» **Task details**: Don't copy the pictures; return every other part of the records exactly.
-- START OF Extracted information --
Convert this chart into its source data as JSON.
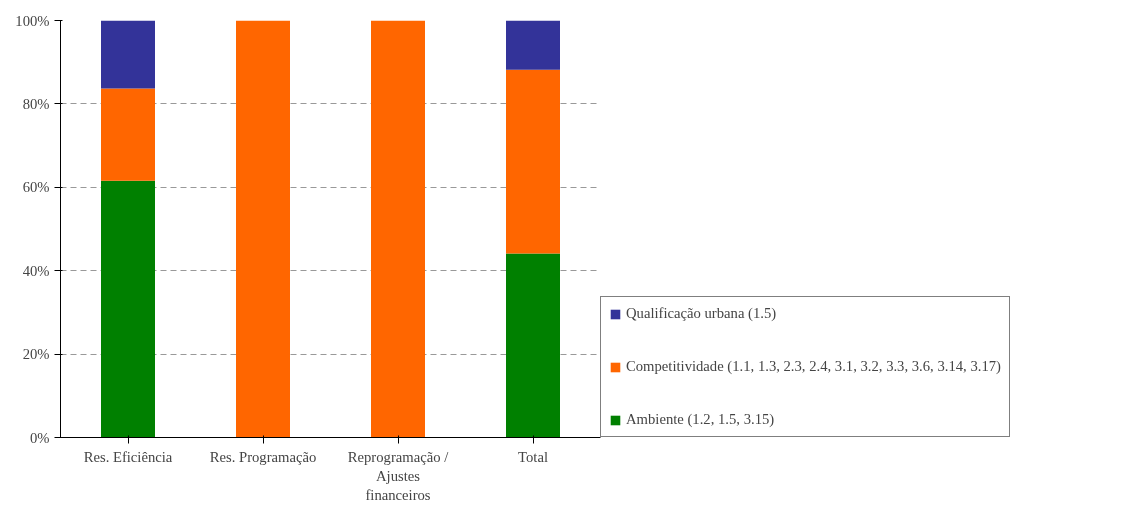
{
  "chart_data": {
    "type": "bar",
    "stacked": true,
    "categories": [
      "Res. Eficiência",
      "Res. Programação",
      "Reprogramação / Ajustes financeiros",
      "Total"
    ],
    "series": [
      {
        "name": "Ambiente (1.2, 1.5, 3.15)",
        "color": "#008000",
        "values": [
          61.6,
          0,
          0,
          44.1
        ]
      },
      {
        "name": "Competitividade (1.1, 1.3, 2.3, 2.4, 3.1, 3.2, 3.3, 3.6, 3.14, 3.17)",
        "color": "#ff6600",
        "values": [
          22.1,
          100,
          100,
          44.1
        ]
      },
      {
        "name": "Qualificação urbana (1.5)",
        "color": "#333399",
        "values": [
          16.3,
          0,
          0,
          11.8
        ]
      }
    ],
    "ylim": [
      0,
      100
    ],
    "yticks": [
      {
        "value": 0,
        "label": "0%"
      },
      {
        "value": 20,
        "label": "20%"
      },
      {
        "value": 40,
        "label": "40%"
      },
      {
        "value": 60,
        "label": "60%"
      },
      {
        "value": 80,
        "label": "80%"
      },
      {
        "value": 100,
        "label": "100%"
      }
    ],
    "grid": "y",
    "legend": "right"
  }
}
-- END OF Extracted information --
» **Result of the exercise**:
Convert this chart into its source data as JSON.
{
  "chart_data": {
    "type": "bar",
    "stacked": true,
    "categories": [
      "Res. Eficiência",
      "Res. Programação",
      "Reprogramação / Ajustes financeiros",
      "Total"
    ],
    "series": [
      {
        "name": "Ambiente (1.2, 1.5, 3.15)",
        "color": "#008000",
        "values": [
          61.6,
          0,
          0,
          44.1
        ]
      },
      {
        "name": "Competitividade (1.1, 1.3, 2.3, 2.4, 3.1, 3.2, 3.3, 3.6, 3.14, 3.17)",
        "color": "#ff6600",
        "values": [
          22.1,
          100,
          100,
          44.1
        ]
      },
      {
        "name": "Qualificação urbana (1.5)",
        "color": "#333399",
        "values": [
          16.3,
          0,
          0,
          11.8
        ]
      }
    ],
    "ylim": [
      0,
      100
    ],
    "yticks": [
      {
        "value": 0,
        "label": "0%"
      },
      {
        "value": 20,
        "label": "20%"
      },
      {
        "value": 40,
        "label": "40%"
      },
      {
        "value": 60,
        "label": "60%"
      },
      {
        "value": 80,
        "label": "80%"
      },
      {
        "value": 100,
        "label": "100%"
      }
    ],
    "grid": "y",
    "legend": "right"
  }
}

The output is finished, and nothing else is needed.